(Extracts from a graphics dataset)
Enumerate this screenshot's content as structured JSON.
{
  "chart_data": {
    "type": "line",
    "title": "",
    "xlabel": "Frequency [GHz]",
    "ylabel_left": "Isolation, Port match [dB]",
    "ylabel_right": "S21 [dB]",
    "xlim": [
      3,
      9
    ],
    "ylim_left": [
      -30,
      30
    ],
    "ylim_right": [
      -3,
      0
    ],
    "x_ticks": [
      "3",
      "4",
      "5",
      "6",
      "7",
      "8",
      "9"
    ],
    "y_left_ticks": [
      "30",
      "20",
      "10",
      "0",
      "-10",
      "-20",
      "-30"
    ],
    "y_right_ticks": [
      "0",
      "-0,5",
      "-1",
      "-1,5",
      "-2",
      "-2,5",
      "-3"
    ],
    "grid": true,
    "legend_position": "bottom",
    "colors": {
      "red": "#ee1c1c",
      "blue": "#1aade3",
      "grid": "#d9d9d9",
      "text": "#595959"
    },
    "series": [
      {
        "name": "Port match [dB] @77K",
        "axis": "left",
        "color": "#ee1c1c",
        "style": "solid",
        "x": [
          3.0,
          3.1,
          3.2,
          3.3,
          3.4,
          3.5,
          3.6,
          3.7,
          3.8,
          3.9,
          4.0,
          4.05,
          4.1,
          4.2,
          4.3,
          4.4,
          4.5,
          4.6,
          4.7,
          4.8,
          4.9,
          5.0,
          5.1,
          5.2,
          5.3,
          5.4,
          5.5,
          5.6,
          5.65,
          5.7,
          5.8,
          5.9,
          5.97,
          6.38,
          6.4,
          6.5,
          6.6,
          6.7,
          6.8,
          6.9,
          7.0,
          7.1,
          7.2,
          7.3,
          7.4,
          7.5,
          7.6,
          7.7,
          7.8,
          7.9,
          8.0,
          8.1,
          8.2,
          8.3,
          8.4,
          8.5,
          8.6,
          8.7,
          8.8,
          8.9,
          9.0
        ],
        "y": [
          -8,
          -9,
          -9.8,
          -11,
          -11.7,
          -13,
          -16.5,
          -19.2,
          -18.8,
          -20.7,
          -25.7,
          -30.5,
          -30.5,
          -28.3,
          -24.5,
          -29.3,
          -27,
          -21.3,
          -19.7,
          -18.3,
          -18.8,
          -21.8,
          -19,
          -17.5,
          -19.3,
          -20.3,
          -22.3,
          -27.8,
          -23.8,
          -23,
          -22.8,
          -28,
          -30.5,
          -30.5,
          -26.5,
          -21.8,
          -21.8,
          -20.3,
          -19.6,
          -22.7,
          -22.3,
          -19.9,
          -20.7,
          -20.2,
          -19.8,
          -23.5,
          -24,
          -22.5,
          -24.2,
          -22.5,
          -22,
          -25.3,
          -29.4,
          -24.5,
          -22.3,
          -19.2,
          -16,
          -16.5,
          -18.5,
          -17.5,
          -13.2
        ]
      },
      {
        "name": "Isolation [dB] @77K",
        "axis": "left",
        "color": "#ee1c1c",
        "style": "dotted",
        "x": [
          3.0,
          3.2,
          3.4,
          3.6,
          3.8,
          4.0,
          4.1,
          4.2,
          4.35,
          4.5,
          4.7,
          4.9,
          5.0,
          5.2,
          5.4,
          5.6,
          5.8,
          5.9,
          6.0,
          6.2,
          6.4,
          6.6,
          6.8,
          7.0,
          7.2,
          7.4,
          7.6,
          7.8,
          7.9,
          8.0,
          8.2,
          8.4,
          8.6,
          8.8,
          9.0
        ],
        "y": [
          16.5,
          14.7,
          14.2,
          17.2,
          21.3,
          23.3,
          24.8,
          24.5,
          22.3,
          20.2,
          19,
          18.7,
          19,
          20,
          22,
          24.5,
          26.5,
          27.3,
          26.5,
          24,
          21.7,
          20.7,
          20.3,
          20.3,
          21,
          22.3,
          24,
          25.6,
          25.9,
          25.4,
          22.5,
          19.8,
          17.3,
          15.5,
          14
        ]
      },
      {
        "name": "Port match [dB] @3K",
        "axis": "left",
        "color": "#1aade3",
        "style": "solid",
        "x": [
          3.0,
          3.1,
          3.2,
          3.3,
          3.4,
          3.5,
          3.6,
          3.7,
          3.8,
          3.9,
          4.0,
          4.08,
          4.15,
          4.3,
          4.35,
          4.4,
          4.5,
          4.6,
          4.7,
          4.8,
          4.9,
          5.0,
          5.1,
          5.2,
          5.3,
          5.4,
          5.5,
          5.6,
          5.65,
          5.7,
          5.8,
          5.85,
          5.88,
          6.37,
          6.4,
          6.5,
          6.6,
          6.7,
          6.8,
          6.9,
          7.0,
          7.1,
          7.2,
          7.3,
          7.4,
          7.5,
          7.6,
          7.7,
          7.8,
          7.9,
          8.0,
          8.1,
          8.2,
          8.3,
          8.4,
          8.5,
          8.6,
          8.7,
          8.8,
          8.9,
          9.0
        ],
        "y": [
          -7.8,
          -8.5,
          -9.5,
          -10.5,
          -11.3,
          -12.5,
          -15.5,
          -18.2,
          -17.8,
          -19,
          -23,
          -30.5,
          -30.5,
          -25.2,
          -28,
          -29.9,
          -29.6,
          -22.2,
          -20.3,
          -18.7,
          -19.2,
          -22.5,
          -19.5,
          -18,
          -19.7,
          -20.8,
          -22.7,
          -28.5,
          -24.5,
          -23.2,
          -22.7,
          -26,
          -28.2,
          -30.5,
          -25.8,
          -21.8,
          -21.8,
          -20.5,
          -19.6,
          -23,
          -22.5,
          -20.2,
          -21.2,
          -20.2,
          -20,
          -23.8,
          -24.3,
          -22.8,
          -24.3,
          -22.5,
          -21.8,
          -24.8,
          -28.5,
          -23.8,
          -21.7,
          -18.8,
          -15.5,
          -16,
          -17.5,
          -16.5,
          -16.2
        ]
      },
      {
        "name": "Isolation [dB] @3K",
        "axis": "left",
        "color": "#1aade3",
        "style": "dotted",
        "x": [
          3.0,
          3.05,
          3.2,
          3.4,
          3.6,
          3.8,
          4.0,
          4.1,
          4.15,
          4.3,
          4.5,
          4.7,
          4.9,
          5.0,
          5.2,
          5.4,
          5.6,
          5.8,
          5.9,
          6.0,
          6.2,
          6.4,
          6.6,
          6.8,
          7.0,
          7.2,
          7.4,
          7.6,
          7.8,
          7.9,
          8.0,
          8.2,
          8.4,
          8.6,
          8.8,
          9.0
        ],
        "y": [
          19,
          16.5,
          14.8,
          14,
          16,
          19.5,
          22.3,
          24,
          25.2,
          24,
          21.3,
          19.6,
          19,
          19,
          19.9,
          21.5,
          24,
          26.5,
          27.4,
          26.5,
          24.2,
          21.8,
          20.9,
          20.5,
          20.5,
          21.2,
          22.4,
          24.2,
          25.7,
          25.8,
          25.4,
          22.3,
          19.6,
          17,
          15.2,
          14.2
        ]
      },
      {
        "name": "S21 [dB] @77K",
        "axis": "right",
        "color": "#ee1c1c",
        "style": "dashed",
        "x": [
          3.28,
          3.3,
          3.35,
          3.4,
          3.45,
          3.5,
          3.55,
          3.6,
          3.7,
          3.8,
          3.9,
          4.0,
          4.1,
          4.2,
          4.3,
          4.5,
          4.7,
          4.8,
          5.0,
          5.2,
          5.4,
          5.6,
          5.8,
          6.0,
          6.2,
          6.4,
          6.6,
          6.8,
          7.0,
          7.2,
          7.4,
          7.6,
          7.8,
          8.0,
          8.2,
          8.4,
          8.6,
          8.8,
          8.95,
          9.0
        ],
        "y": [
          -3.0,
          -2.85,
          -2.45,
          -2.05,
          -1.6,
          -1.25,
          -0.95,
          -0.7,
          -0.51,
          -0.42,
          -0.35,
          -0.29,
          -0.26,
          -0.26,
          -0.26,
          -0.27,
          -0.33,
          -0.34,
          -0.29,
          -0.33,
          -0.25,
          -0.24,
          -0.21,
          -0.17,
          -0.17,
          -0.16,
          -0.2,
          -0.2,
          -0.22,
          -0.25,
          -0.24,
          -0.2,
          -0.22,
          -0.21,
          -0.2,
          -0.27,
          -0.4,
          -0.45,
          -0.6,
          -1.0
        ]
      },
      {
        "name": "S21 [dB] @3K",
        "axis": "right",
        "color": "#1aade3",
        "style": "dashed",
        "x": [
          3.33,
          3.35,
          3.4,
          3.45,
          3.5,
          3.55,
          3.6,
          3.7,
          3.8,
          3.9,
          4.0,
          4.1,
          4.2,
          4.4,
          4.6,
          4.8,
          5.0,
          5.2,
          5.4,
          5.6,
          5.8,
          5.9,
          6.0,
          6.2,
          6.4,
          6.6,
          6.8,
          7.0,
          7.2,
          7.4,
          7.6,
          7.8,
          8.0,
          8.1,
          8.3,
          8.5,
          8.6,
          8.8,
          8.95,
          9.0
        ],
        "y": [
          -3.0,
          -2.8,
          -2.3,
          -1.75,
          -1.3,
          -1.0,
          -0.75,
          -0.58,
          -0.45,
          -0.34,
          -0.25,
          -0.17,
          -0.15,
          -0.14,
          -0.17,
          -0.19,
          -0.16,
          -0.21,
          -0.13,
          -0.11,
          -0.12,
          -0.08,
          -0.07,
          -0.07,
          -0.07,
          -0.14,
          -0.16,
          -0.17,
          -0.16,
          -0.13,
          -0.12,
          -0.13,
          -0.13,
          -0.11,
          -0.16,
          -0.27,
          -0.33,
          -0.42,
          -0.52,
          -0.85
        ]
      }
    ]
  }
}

| Stated goal |
Every line in the data that holds "Port" should be copied out.

| Exercise result |
    "ylabel_left": "Isolation, Port match [dB]",
        "name": "Port match [dB] @77K",
        "name": "Port match [dB] @3K",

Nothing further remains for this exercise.